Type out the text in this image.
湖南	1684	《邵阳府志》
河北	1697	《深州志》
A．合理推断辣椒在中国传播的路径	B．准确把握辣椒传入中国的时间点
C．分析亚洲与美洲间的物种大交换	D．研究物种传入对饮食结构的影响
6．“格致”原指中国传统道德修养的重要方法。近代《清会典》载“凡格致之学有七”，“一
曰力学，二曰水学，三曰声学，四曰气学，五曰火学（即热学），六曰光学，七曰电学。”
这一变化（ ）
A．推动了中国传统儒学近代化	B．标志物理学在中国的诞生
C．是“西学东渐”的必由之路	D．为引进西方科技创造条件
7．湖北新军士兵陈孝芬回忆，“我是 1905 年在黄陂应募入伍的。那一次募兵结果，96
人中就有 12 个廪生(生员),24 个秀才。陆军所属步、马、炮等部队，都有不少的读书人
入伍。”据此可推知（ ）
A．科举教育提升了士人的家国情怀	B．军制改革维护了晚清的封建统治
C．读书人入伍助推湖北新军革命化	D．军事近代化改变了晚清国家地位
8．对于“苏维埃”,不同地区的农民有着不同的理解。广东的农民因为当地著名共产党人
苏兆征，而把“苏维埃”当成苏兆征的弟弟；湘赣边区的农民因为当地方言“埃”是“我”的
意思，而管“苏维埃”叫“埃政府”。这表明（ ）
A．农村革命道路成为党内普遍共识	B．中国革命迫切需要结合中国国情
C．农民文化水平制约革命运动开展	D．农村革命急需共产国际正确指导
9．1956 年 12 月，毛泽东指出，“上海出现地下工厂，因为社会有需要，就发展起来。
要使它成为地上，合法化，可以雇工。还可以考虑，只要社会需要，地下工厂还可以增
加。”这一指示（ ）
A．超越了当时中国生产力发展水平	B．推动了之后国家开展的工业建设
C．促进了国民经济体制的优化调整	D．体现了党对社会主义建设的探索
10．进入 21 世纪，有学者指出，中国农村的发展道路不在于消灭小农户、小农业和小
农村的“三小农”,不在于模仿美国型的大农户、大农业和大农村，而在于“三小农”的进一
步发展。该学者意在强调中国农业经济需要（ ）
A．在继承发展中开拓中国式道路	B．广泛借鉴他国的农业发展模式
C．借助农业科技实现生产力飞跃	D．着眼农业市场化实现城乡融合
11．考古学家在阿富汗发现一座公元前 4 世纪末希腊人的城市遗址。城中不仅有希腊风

Work to do: Go through the entries and repeat each one exactly.

Expected output:
Type out the text in this image.
湖南	1684	《邵阳府志》
河北	1697	《深州志》
A．合理推断辣椒在中国传播的路径	B．准确把握辣椒传入中国的时间点
C．分析亚洲与美洲间的物种大交换	D．研究物种传入对饮食结构的影响
6．“格致”原指中国传统道德修养的重要方法。近代《清会典》载“凡格致之学有七”，“一
曰力学，二曰水学，三曰声学，四曰气学，五曰火学（即热学），六曰光学，七曰电学。”
这一变化（ ）
A．推动了中国传统儒学近代化	B．标志物理学在中国的诞生
C．是“西学东渐”的必由之路	D．为引进西方科技创造条件
7．湖北新军士兵陈孝芬回忆，“我是 1905 年在黄陂应募入伍的。那一次募兵结果，96
人中就有 12 个廪生(生员),24 个秀才。陆军所属步、马、炮等部队，都有不少的读书人
入伍。”据此可推知（ ）
A．科举教育提升了士人的家国情怀	B．军制改革维护了晚清的封建统治
C．读书人入伍助推湖北新军革命化	D．军事近代化改变了晚清国家地位
8．对于“苏维埃”,不同地区的农民有着不同的理解。广东的农民因为当地著名共产党人
苏兆征，而把“苏维埃”当成苏兆征的弟弟；湘赣边区的农民因为当地方言“埃”是“我”的
意思，而管“苏维埃”叫“埃政府”。这表明（ ）
A．农村革命道路成为党内普遍共识	B．中国革命迫切需要结合中国国情
C．农民文化水平制约革命运动开展	D．农村革命急需共产国际正确指导
9．1956 年 12 月，毛泽东指出，“上海出现地下工厂，因为社会有需要，就发展起来。
要使它成为地上，合法化，可以雇工。还可以考虑，只要社会需要，地下工厂还可以增
加。”这一指示（ ）
A．超越了当时中国生产力发展水平	B．推动了之后国家开展的工业建设
C．促进了国民经济体制的优化调整	D．体现了党对社会主义建设的探索
10．进入 21 世纪，有学者指出，中国农村的发展道路不在于消灭小农户、小农业和小
农村的“三小农”,不在于模仿美国型的大农户、大农业和大农村，而在于“三小农”的进一
步发展。该学者意在强调中国农业经济需要（ ）
A．在继承发展中开拓中国式道路	B．广泛借鉴他国的农业发展模式
C．借助农业科技实现生产力飞跃	D．着眼农业市场化实现城乡融合
11．考古学家在阿富汗发现一座公元前 4 世纪末希腊人的城市遗址。城中不仅有希腊风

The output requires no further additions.